┌─ Task input
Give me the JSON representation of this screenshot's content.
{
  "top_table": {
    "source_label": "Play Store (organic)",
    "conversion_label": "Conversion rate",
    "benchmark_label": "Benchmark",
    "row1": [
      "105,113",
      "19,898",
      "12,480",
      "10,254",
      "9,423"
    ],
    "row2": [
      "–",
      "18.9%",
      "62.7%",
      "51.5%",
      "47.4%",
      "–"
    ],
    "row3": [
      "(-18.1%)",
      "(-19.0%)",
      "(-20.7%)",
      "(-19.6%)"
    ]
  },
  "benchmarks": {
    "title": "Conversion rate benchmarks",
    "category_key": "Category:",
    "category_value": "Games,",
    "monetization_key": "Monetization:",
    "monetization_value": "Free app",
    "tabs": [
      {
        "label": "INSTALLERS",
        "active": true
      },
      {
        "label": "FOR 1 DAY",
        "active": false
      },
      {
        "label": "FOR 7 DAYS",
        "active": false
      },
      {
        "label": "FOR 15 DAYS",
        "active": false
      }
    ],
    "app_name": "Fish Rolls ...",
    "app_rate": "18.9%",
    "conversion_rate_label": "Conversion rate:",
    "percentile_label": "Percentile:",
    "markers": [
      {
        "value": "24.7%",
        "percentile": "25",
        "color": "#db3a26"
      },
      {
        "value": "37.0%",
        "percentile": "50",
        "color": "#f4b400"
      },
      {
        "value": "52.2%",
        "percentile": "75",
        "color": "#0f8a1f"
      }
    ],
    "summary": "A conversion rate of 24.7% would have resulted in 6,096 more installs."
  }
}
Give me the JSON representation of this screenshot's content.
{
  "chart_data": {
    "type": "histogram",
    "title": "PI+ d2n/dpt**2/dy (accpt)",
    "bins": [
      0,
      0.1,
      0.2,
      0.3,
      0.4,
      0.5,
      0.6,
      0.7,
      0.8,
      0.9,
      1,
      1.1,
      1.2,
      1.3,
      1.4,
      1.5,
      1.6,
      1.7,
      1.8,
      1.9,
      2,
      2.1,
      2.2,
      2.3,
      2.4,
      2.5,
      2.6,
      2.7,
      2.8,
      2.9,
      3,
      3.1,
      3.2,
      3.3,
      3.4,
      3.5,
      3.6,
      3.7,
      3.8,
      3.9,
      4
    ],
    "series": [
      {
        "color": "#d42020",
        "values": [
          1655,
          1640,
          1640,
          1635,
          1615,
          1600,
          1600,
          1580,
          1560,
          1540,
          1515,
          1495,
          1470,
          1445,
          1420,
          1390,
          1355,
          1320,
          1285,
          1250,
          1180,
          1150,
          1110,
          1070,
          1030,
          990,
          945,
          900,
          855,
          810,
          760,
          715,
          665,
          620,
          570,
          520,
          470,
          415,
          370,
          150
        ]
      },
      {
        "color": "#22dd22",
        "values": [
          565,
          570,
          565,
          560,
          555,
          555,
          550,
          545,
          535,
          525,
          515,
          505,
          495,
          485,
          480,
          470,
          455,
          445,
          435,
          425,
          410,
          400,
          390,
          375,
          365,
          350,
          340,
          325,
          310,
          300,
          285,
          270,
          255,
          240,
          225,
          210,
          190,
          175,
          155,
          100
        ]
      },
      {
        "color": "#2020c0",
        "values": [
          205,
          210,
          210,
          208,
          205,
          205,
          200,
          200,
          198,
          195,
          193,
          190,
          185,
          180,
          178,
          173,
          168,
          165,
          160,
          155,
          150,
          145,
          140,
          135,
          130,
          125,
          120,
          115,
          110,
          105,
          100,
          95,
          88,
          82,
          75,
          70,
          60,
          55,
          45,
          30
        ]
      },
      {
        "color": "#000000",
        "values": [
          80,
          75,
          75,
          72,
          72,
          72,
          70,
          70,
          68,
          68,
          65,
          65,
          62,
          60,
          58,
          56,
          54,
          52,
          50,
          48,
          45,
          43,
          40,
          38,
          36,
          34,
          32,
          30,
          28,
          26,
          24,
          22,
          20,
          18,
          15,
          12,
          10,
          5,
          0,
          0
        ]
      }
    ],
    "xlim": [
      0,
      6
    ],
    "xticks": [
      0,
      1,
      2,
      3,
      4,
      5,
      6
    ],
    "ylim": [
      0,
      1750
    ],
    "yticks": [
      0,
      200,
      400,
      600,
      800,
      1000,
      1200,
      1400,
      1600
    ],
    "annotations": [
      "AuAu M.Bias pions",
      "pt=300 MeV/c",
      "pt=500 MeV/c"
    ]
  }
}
└─
What to produce:
Your task is to output all of the data above word for word.

Solution for this task:
Give me the JSON representation of this screenshot's content.
{
  "top_table": {
    "source_label": "Play Store (organic)",
    "conversion_label": "Conversion rate",
    "benchmark_label": "Benchmark",
    "row1": [
      "105,113",
      "19,898",
      "12,480",
      "10,254",
      "9,423"
    ],
    "row2": [
      "–",
      "18.9%",
      "62.7%",
      "51.5%",
      "47.4%",
      "–"
    ],
    "row3": [
      "(-18.1%)",
      "(-19.0%)",
      "(-20.7%)",
      "(-19.6%)"
    ]
  },
  "benchmarks": {
    "title": "Conversion rate benchmarks",
    "category_key": "Category:",
    "category_value": "Games,",
    "monetization_key": "Monetization:",
    "monetization_value": "Free app",
    "tabs": [
      {
        "label": "INSTALLERS",
        "active": true
      },
      {
        "label": "FOR 1 DAY",
        "active": false
      },
      {
        "label": "FOR 7 DAYS",
        "active": false
      },
      {
        "label": "FOR 15 DAYS",
        "active": false
      }
    ],
    "app_name": "Fish Rolls ...",
    "app_rate": "18.9%",
    "conversion_rate_label": "Conversion rate:",
    "percentile_label": "Percentile:",
    "markers": [
      {
        "value": "24.7%",
        "percentile": "25",
        "color": "#db3a26"
      },
      {
        "value": "37.0%",
        "percentile": "50",
        "color": "#f4b400"
      },
      {
        "value": "52.2%",
        "percentile": "75",
        "color": "#0f8a1f"
      }
    ],
    "summary": "A conversion rate of 24.7% would have resulted in 6,096 more installs."
  }
}
Give me the JSON representation of this screenshot's content.
{
  "chart_data": {
    "type": "histogram",
    "title": "PI+ d2n/dpt**2/dy (accpt)",
    "bins": [
      0,
      0.1,
      0.2,
      0.3,
      0.4,
      0.5,
      0.6,
      0.7,
      0.8,
      0.9,
      1,
      1.1,
      1.2,
      1.3,
      1.4,
      1.5,
      1.6,
      1.7,
      1.8,
      1.9,
      2,
      2.1,
      2.2,
      2.3,
      2.4,
      2.5,
      2.6,
      2.7,
      2.8,
      2.9,
      3,
      3.1,
      3.2,
      3.3,
      3.4,
      3.5,
      3.6,
      3.7,
      3.8,
      3.9,
      4
    ],
    "series": [
      {
        "color": "#d42020",
        "values": [
          1655,
          1640,
          1640,
          1635,
          1615,
          1600,
          1600,
          1580,
          1560,
          1540,
          1515,
          1495,
          1470,
          1445,
          1420,
          1390,
          1355,
          1320,
          1285,
          1250,
          1180,
          1150,
          1110,
          1070,
          1030,
          990,
          945,
          900,
          855,
          810,
          760,
          715,
          665,
          620,
          570,
          520,
          470,
          415,
          370,
          150
        ]
      },
      {
        "color": "#22dd22",
        "values": [
          565,
          570,
          565,
          560,
          555,
          555,
          550,
          545,
          535,
          525,
          515,
          505,
          495,
          485,
          480,
          470,
          455,
          445,
          435,
          425,
          410,
          400,
          390,
          375,
          365,
          350,
          340,
          325,
          310,
          300,
          285,
          270,
          255,
          240,
          225,
          210,
          190,
          175,
          155,
          100
        ]
      },
      {
        "color": "#2020c0",
        "values": [
          205,
          210,
          210,
          208,
          205,
          205,
          200,
          200,
          198,
          195,
          193,
          190,
          185,
          180,
          178,
          173,
          168,
          165,
          160,
          155,
          150,
          145,
          140,
          135,
          130,
          125,
          120,
          115,
          110,
          105,
          100,
          95,
          88,
          82,
          75,
          70,
          60,
          55,
          45,
          30
        ]
      },
      {
        "color": "#000000",
        "values": [
          80,
          75,
          75,
          72,
          72,
          72,
          70,
          70,
          68,
          68,
          65,
          65,
          62,
          60,
          58,
          56,
          54,
          52,
          50,
          48,
          45,
          43,
          40,
          38,
          36,
          34,
          32,
          30,
          28,
          26,
          24,
          22,
          20,
          18,
          15,
          12,
          10,
          5,
          0,
          0
        ]
      }
    ],
    "xlim": [
      0,
      6
    ],
    "xticks": [
      0,
      1,
      2,
      3,
      4,
      5,
      6
    ],
    "ylim": [
      0,
      1750
    ],
    "yticks": [
      0,
      200,
      400,
      600,
      800,
      1000,
      1200,
      1400,
      1600
    ],
    "annotations": [
      "AuAu M.Bias pions",
      "pt=300 MeV/c",
      "pt=500 MeV/c"
    ]
  }
}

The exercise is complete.